**EXERCISE**
Can you print every record below exactly as written?

**RECORDS FOR THE TASK**
____________________
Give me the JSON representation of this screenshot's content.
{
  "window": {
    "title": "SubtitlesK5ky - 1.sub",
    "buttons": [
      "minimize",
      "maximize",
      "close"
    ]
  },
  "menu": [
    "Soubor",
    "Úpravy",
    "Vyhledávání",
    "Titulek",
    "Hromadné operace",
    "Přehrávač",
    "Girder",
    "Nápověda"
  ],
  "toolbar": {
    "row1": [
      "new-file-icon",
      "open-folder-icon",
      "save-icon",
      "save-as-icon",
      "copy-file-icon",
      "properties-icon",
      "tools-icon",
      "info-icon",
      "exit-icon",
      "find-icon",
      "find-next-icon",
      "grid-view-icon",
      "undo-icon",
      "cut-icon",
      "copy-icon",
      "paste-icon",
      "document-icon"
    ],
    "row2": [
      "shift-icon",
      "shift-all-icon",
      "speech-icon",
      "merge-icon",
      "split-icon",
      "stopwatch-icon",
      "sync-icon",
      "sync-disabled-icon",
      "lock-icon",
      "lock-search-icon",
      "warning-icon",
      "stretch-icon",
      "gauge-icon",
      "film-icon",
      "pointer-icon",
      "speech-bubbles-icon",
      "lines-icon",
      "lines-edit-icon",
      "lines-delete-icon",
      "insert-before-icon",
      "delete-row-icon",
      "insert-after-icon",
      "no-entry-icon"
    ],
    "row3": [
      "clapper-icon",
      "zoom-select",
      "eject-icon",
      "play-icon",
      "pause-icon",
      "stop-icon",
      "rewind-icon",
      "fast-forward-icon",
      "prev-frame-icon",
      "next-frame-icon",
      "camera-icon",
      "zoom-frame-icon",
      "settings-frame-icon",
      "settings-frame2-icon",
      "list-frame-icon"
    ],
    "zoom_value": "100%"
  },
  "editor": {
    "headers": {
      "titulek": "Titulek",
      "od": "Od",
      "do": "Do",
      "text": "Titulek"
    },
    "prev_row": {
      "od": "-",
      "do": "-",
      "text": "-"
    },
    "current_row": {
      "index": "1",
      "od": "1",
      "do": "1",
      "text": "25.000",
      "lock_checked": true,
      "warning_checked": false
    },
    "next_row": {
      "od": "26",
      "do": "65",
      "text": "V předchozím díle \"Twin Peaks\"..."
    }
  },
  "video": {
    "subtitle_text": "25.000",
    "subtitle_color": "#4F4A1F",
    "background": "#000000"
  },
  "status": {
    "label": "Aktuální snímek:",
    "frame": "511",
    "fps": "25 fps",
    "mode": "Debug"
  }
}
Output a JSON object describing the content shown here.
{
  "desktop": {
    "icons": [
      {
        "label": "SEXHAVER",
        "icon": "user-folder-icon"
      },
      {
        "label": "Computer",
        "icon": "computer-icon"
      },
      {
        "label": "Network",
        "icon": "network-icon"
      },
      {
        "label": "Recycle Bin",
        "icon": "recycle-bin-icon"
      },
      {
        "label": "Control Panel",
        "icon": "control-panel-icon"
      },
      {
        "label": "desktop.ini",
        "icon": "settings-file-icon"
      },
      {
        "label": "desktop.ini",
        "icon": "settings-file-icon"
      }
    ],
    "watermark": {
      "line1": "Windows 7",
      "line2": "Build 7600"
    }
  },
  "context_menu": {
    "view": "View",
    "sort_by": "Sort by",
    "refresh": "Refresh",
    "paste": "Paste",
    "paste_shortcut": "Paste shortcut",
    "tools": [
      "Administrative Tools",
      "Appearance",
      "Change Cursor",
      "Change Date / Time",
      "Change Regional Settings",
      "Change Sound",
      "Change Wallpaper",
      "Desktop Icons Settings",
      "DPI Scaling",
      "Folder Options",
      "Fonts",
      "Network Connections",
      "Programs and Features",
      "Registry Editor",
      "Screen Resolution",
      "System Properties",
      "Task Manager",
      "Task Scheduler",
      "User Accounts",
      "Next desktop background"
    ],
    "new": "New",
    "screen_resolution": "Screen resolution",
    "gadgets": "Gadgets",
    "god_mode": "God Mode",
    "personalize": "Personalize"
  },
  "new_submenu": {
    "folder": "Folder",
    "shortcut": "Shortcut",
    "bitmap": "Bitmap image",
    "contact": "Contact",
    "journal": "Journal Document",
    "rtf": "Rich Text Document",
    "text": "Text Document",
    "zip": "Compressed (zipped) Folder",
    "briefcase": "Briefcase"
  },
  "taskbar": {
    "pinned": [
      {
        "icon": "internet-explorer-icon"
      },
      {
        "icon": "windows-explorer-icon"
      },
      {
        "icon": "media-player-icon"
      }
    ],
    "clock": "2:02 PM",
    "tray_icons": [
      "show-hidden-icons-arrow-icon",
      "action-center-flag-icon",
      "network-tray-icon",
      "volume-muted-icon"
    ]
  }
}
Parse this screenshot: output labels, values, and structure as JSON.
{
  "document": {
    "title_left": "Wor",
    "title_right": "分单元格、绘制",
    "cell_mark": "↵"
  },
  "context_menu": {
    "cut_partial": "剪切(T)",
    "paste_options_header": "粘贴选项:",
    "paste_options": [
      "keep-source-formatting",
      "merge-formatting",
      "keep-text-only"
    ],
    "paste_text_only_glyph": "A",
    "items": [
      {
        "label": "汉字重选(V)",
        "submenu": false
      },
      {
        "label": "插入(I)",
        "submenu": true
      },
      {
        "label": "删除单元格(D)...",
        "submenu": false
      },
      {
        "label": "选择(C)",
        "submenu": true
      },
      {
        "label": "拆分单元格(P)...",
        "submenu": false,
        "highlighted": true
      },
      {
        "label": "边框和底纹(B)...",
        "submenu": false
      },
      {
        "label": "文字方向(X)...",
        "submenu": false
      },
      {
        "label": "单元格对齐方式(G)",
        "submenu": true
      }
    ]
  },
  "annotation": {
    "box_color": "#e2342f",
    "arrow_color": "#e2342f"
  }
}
____________________
**SOLUTION**
Give me the JSON representation of this screenshot's content.
{
  "window": {
    "title": "SubtitlesK5ky - 1.sub",
    "buttons": [
      "minimize",
      "maximize",
      "close"
    ]
  },
  "menu": [
    "Soubor",
    "Úpravy",
    "Vyhledávání",
    "Titulek",
    "Hromadné operace",
    "Přehrávač",
    "Girder",
    "Nápověda"
  ],
  "toolbar": {
    "row1": [
      "new-file-icon",
      "open-folder-icon",
      "save-icon",
      "save-as-icon",
      "copy-file-icon",
      "properties-icon",
      "tools-icon",
      "info-icon",
      "exit-icon",
      "find-icon",
      "find-next-icon",
      "grid-view-icon",
      "undo-icon",
      "cut-icon",
      "copy-icon",
      "paste-icon",
      "document-icon"
    ],
    "row2": [
      "shift-icon",
      "shift-all-icon",
      "speech-icon",
      "merge-icon",
      "split-icon",
      "stopwatch-icon",
      "sync-icon",
      "sync-disabled-icon",
      "lock-icon",
      "lock-search-icon",
      "warning-icon",
      "stretch-icon",
      "gauge-icon",
      "film-icon",
      "pointer-icon",
      "speech-bubbles-icon",
      "lines-icon",
      "lines-edit-icon",
      "lines-delete-icon",
      "insert-before-icon",
      "delete-row-icon",
      "insert-after-icon",
      "no-entry-icon"
    ],
    "row3": [
      "clapper-icon",
      "zoom-select",
      "eject-icon",
      "play-icon",
      "pause-icon",
      "stop-icon",
      "rewind-icon",
      "fast-forward-icon",
      "prev-frame-icon",
      "next-frame-icon",
      "camera-icon",
      "zoom-frame-icon",
      "settings-frame-icon",
      "settings-frame2-icon",
      "list-frame-icon"
    ],
    "zoom_value": "100%"
  },
  "editor": {
    "headers": {
      "titulek": "Titulek",
      "od": "Od",
      "do": "Do",
      "text": "Titulek"
    },
    "prev_row": {
      "od": "-",
      "do": "-",
      "text": "-"
    },
    "current_row": {
      "index": "1",
      "od": "1",
      "do": "1",
      "text": "25.000",
      "lock_checked": true,
      "warning_checked": false
    },
    "next_row": {
      "od": "26",
      "do": "65",
      "text": "V předchozím díle \"Twin Peaks\"..."
    }
  },
  "video": {
    "subtitle_text": "25.000",
    "subtitle_color": "#4F4A1F",
    "background": "#000000"
  },
  "status": {
    "label": "Aktuální snímek:",
    "frame": "511",
    "fps": "25 fps",
    "mode": "Debug"
  }
}
Output a JSON object describing the content shown here.
{
  "desktop": {
    "icons": [
      {
        "label": "SEXHAVER",
        "icon": "user-folder-icon"
      },
      {
        "label": "Computer",
        "icon": "computer-icon"
      },
      {
        "label": "Network",
        "icon": "network-icon"
      },
      {
        "label": "Recycle Bin",
        "icon": "recycle-bin-icon"
      },
      {
        "label": "Control Panel",
        "icon": "control-panel-icon"
      },
      {
        "label": "desktop.ini",
        "icon": "settings-file-icon"
      },
      {
        "label": "desktop.ini",
        "icon": "settings-file-icon"
      }
    ],
    "watermark": {
      "line1": "Windows 7",
      "line2": "Build 7600"
    }
  },
  "context_menu": {
    "view": "View",
    "sort_by": "Sort by",
    "refresh": "Refresh",
    "paste": "Paste",
    "paste_shortcut": "Paste shortcut",
    "tools": [
      "Administrative Tools",
      "Appearance",
      "Change Cursor",
      "Change Date / Time",
      "Change Regional Settings",
      "Change Sound",
      "Change Wallpaper",
      "Desktop Icons Settings",
      "DPI Scaling",
      "Folder Options",
      "Fonts",
      "Network Connections",
      "Programs and Features",
      "Registry Editor",
      "Screen Resolution",
      "System Properties",
      "Task Manager",
      "Task Scheduler",
      "User Accounts",
      "Next desktop background"
    ],
    "new": "New",
    "screen_resolution": "Screen resolution",
    "gadgets": "Gadgets",
    "god_mode": "God Mode",
    "personalize": "Personalize"
  },
  "new_submenu": {
    "folder": "Folder",
    "shortcut": "Shortcut",
    "bitmap": "Bitmap image",
    "contact": "Contact",
    "journal": "Journal Document",
    "rtf": "Rich Text Document",
    "text": "Text Document",
    "zip": "Compressed (zipped) Folder",
    "briefcase": "Briefcase"
  },
  "taskbar": {
    "pinned": [
      {
        "icon": "internet-explorer-icon"
      },
      {
        "icon": "windows-explorer-icon"
      },
      {
        "icon": "media-player-icon"
      }
    ],
    "clock": "2:02 PM",
    "tray_icons": [
      "show-hidden-icons-arrow-icon",
      "action-center-flag-icon",
      "network-tray-icon",
      "volume-muted-icon"
    ]
  }
}
Parse this screenshot: output labels, values, and structure as JSON.
{
  "document": {
    "title_left": "Wor",
    "title_right": "分单元格、绘制",
    "cell_mark": "↵"
  },
  "context_menu": {
    "cut_partial": "剪切(T)",
    "paste_options_header": "粘贴选项:",
    "paste_options": [
      "keep-source-formatting",
      "merge-formatting",
      "keep-text-only"
    ],
    "paste_text_only_glyph": "A",
    "items": [
      {
        "label": "汉字重选(V)",
        "submenu": false
      },
      {
        "label": "插入(I)",
        "submenu": true
      },
      {
        "label": "删除单元格(D)...",
        "submenu": false
      },
      {
        "label": "选择(C)",
        "submenu": true
      },
      {
        "label": "拆分单元格(P)...",
        "submenu": false,
        "highlighted": true
      },
      {
        "label": "边框和底纹(B)...",
        "submenu": false
      },
      {
        "label": "文字方向(X)...",
        "submenu": false
      },
      {
        "label": "单元格对齐方式(G)",
        "submenu": true
      }
    ]
  },
  "annotation": {
    "box_color": "#e2342f",
    "arrow_color": "#e2342f"
  }
}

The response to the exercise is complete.